• Enunciado: Liste os grupos de pessoas que, segundo Carolina Ruoso na entrevista abaixo, precisam do Minimuseu Firmeza.

• Texto de leitura:
Em entrevista ao O POVO, a historiadora da arte e professora da UFMG Carolina Ruoso defendeu uma saída "coletiva" para elaborar a permanência do Minimuseu Firmeza, em Fortaleza, descrito como "necessário" pela pesquisadora.
O POVO - Ainda há espaço para o Minimuseu Firmeza em Fortaleza hoje? Qual o lugar dele nos atuais contextos social e cultural da Capital?
Carolina Ruoso - Pela dimensão da memória, é indiscutível. Só a dimensão de uma relação com a memória é fundamental. O Minimuseu é necessário na Cidade. Fortaleza precisa do Minimuseu Firmeza. Os artistas, as professoras de arte, as professoras das escolas, os estudantes, os jovens precisam. O minimuseu firmeza é necessário. A Cidade vai responder. Ele é necessário, importante, ele nos ajuda a pensar quem somos. É um lugar que afirma nossa potência criativa, também, historicamente. Temos ainda muitas histórias para contar a partir do próprio museu, que são sobre o Minimuseu, sobre Estrigas e Nice, mas também sobre todos aqueles que conviveram no entorno e que congregam. Há muita coisa a ser dita, publicada, vivida no Minimuseu Firmeza. É um lugar de vivência das artes. Trazendo o conceito da Conceição Evaristo, é um local de escrivivência das artes. É um lugar onde a gente tem uma relação com o passado, mas é um lugar de imaginar, também. Historicamente, ele foi uma zona de contato entres mundos das artes colocados em lugares diferentes. Como a gente vai deixar e esquecer o Minimuseu? Isso não cabe. Nós temos que lutar pela sua permanência, pensar coletivamente a permanência desse museu, porque ele é uma iniciativa que não é de Estado. Como a gente iria desmontar essa obra de arte?

• Dados de origem:
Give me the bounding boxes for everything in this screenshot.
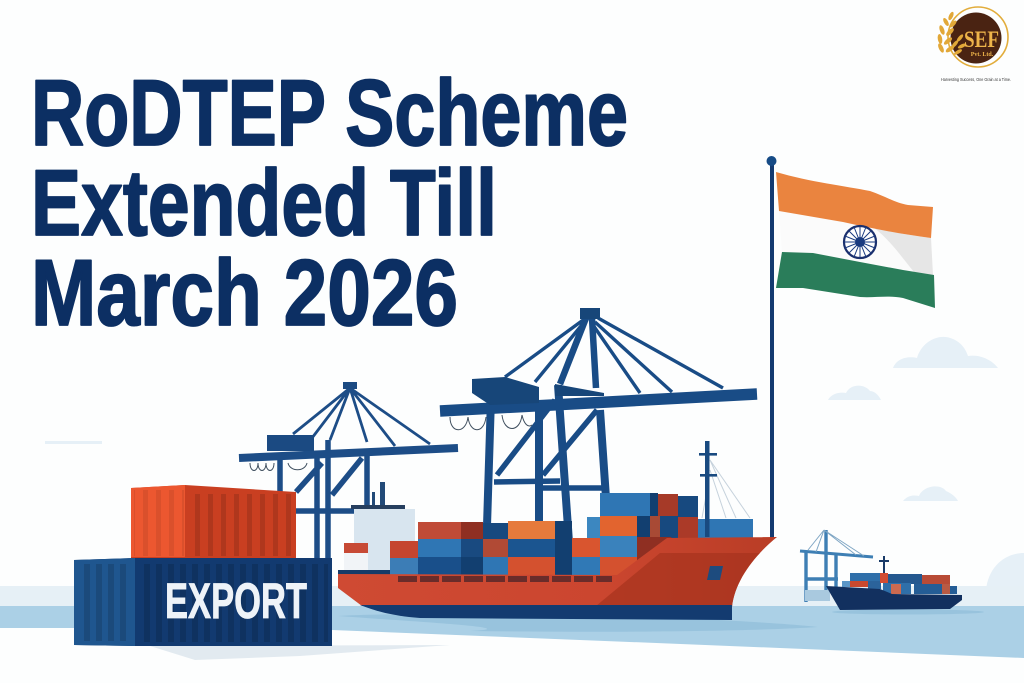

• Resposta:
- os artistas
- as professoras de arte
- as professoras das escolas
- os estudantes
- os jovens